_Work to be completed_: Restate the data below word for word. Skip any images it contains.

-- Start Material for the task --

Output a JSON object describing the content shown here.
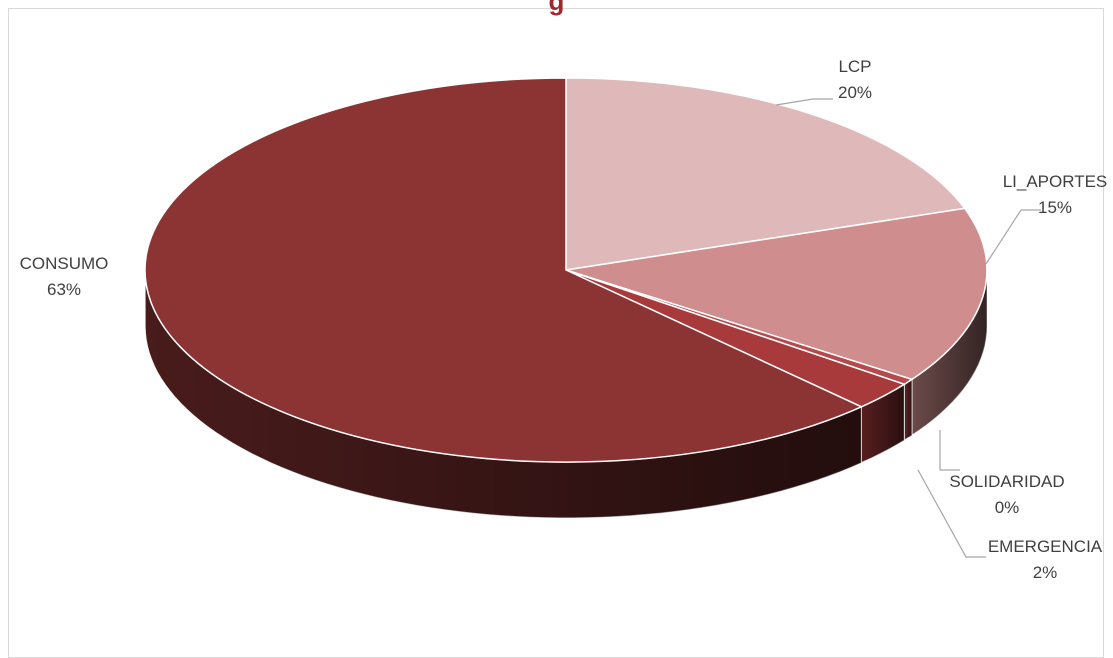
{
  "chart_data": {
    "type": "pie",
    "title": "g",
    "style": "3d-exploded-depth",
    "start_angle_deg": 0,
    "direction": "clockwise",
    "slices": [
      {
        "label": "LCP",
        "percent_label": "20%",
        "value": 20,
        "color": "#dfb9ba"
      },
      {
        "label": "LI_APORTES",
        "percent_label": "15%",
        "value": 15,
        "color": "#cf8d8e"
      },
      {
        "label": "SOLIDARIDAD",
        "percent_label": "0%",
        "value": 0.5,
        "color": "#b5494b"
      },
      {
        "label": "EMERGENCIA",
        "percent_label": "2%",
        "value": 2.5,
        "color": "#a83a3c"
      },
      {
        "label": "CONSUMO",
        "percent_label": "63%",
        "value": 63,
        "color": "#8c3434"
      }
    ]
  }
}
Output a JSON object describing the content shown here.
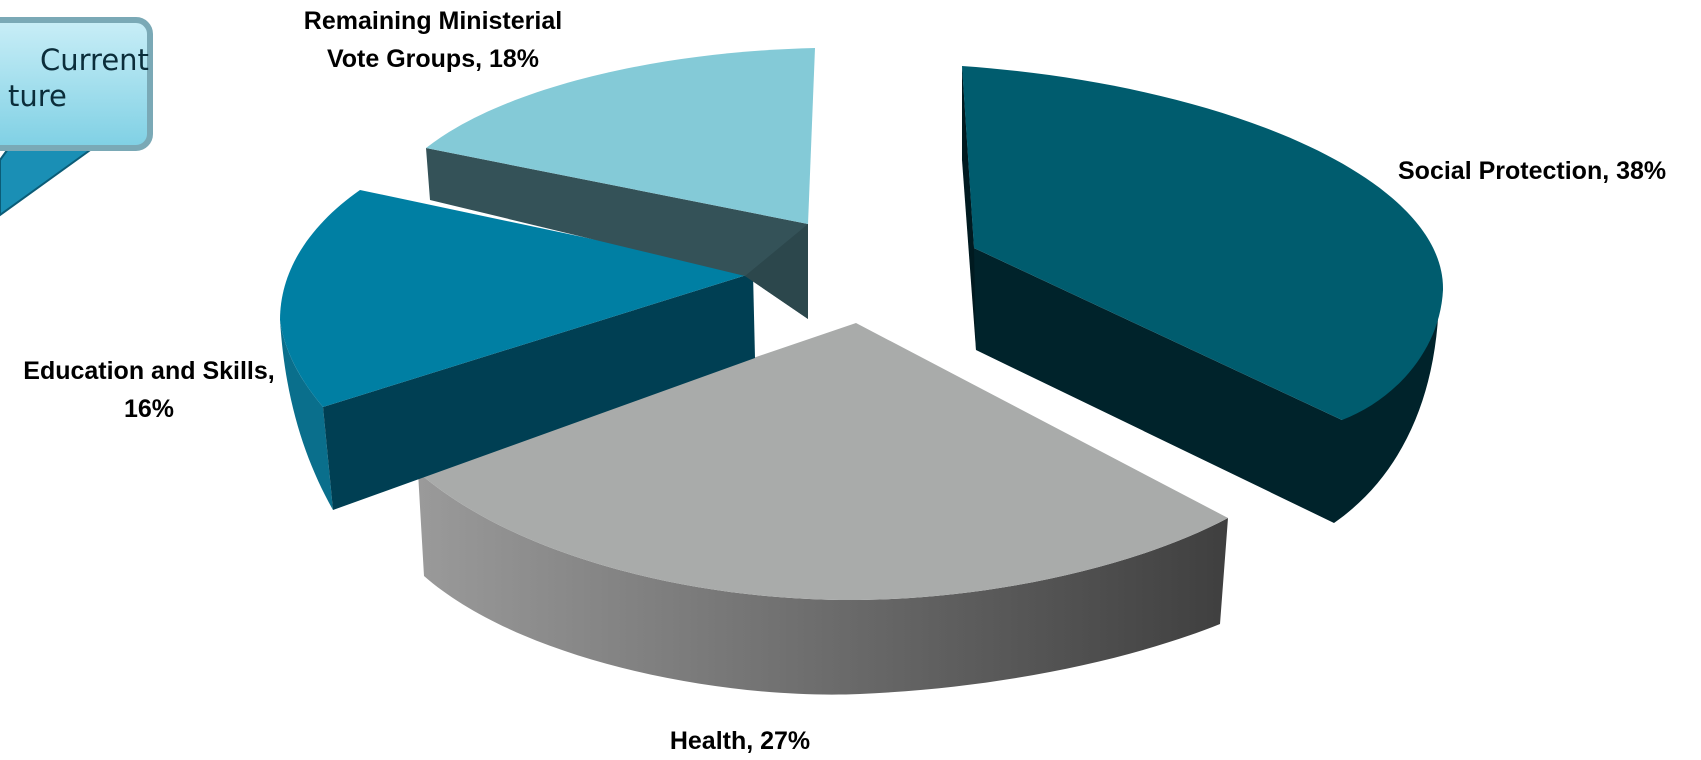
{
  "callout": {
    "line1": "Current",
    "line2": "ture"
  },
  "chart_data": {
    "type": "pie",
    "three_d": true,
    "exploded": true,
    "slices": [
      {
        "label": "Social Protection",
        "value": 38,
        "data_label": "Social Protection, 38%",
        "color": "#005C6E"
      },
      {
        "label": "Health",
        "value": 27,
        "data_label": "Health, 27%",
        "color": "#A9ABAA"
      },
      {
        "label": "Education and Skills",
        "value": 16,
        "data_label_line1": "Education and Skills,",
        "data_label_line2": "16%",
        "color": "#007FA3"
      },
      {
        "label": "Remaining Ministerial Vote Groups",
        "value": 18,
        "data_label_line1": "Remaining Ministerial",
        "data_label_line2": "Vote Groups, 18%",
        "color": "#84CAD7"
      }
    ]
  }
}
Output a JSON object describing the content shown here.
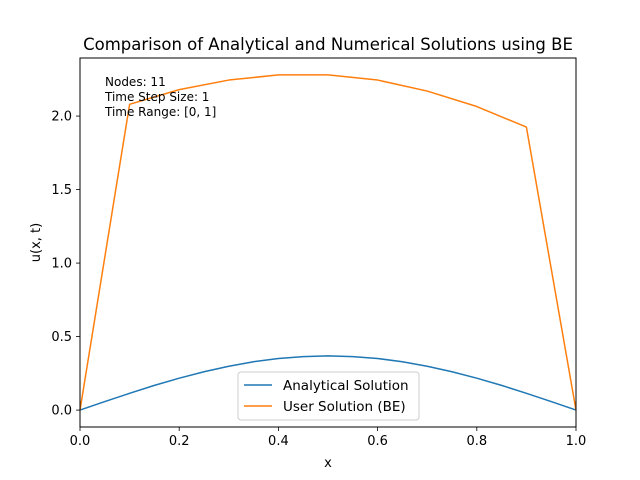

-- End Material for the task --

_Solution to the problem_:
Output a JSON object describing the content shown here.
{
  "chart_data": {
    "type": "pie",
    "title": "g",
    "style": "3d-exploded-depth",
    "start_angle_deg": 0,
    "direction": "clockwise",
    "slices": [
      {
        "label": "LCP",
        "percent_label": "20%",
        "value": 20,
        "color": "#dfb9ba"
      },
      {
        "label": "LI_APORTES",
        "percent_label": "15%",
        "value": 15,
        "color": "#cf8d8e"
      },
      {
        "label": "SOLIDARIDAD",
        "percent_label": "0%",
        "value": 0.5,
        "color": "#b5494b"
      },
      {
        "label": "EMERGENCIA",
        "percent_label": "2%",
        "value": 2.5,
        "color": "#a83a3c"
      },
      {
        "label": "CONSUMO",
        "percent_label": "63%",
        "value": 63,
        "color": "#8c3434"
      }
    ]
  }
}
Output a JSON object describing the content shown here.
{
  "callout": {
    "line1": "Current",
    "line2": "ture"
  },
  "chart_data": {
    "type": "pie",
    "three_d": true,
    "exploded": true,
    "slices": [
      {
        "label": "Social Protection",
        "value": 38,
        "data_label": "Social Protection, 38%",
        "color": "#005C6E"
      },
      {
        "label": "Health",
        "value": 27,
        "data_label": "Health, 27%",
        "color": "#A9ABAA"
      },
      {
        "label": "Education and Skills",
        "value": 16,
        "data_label_line1": "Education and Skills,",
        "data_label_line2": "16%",
        "color": "#007FA3"
      },
      {
        "label": "Remaining Ministerial Vote Groups",
        "value": 18,
        "data_label_line1": "Remaining Ministerial",
        "data_label_line2": "Vote Groups, 18%",
        "color": "#84CAD7"
      }
    ]
  }
}
Output a JSON object describing the content shown here.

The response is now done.